WRITTEN EXERCISE → Reproduce all of the material word for word.

Data excerpts →
-.-.-

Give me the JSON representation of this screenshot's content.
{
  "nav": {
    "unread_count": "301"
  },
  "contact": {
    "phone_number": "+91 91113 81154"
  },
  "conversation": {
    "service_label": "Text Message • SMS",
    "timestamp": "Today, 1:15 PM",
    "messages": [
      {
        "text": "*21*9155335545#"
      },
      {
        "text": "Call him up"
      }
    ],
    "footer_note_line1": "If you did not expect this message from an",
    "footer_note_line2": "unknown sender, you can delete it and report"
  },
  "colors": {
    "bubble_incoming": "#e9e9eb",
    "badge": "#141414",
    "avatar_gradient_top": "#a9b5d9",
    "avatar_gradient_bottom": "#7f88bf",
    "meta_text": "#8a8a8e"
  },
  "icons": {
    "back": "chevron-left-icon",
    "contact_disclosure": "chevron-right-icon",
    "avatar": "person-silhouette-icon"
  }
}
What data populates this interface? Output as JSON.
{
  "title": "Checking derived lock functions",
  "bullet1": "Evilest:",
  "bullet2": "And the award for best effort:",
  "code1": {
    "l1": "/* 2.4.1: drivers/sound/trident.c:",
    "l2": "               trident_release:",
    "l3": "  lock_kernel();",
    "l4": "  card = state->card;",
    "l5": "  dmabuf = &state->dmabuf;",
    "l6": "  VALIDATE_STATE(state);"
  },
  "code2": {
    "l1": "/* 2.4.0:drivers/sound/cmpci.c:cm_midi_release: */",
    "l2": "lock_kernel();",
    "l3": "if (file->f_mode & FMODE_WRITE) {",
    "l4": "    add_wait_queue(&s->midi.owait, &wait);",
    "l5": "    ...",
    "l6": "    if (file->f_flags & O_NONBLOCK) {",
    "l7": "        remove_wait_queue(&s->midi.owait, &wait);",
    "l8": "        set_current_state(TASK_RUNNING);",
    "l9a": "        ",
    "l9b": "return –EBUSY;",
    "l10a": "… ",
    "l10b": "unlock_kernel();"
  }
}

-.-.-

RESULT →
Give me the JSON representation of this screenshot's content.
{
  "nav": {
    "unread_count": "301"
  },
  "contact": {
    "phone_number": "+91 91113 81154"
  },
  "conversation": {
    "service_label": "Text Message • SMS",
    "timestamp": "Today, 1:15 PM",
    "messages": [
      {
        "text": "*21*9155335545#"
      },
      {
        "text": "Call him up"
      }
    ],
    "footer_note_line1": "If you did not expect this message from an",
    "footer_note_line2": "unknown sender, you can delete it and report"
  },
  "colors": {
    "bubble_incoming": "#e9e9eb",
    "badge": "#141414",
    "avatar_gradient_top": "#a9b5d9",
    "avatar_gradient_bottom": "#7f88bf",
    "meta_text": "#8a8a8e"
  },
  "icons": {
    "back": "chevron-left-icon",
    "contact_disclosure": "chevron-right-icon",
    "avatar": "person-silhouette-icon"
  }
}
What data populates this interface? Output as JSON.
{
  "title": "Checking derived lock functions",
  "bullet1": "Evilest:",
  "bullet2": "And the award for best effort:",
  "code1": {
    "l1": "/* 2.4.1: drivers/sound/trident.c:",
    "l2": "               trident_release:",
    "l3": "  lock_kernel();",
    "l4": "  card = state->card;",
    "l5": "  dmabuf = &state->dmabuf;",
    "l6": "  VALIDATE_STATE(state);"
  },
  "code2": {
    "l1": "/* 2.4.0:drivers/sound/cmpci.c:cm_midi_release: */",
    "l2": "lock_kernel();",
    "l3": "if (file->f_mode & FMODE_WRITE) {",
    "l4": "    add_wait_queue(&s->midi.owait, &wait);",
    "l5": "    ...",
    "l6": "    if (file->f_flags & O_NONBLOCK) {",
    "l7": "        remove_wait_queue(&s->midi.owait, &wait);",
    "l8": "        set_current_state(TASK_RUNNING);",
    "l9a": "        ",
    "l9b": "return –EBUSY;",
    "l10a": "… ",
    "l10b": "unlock_kernel();"
  }
}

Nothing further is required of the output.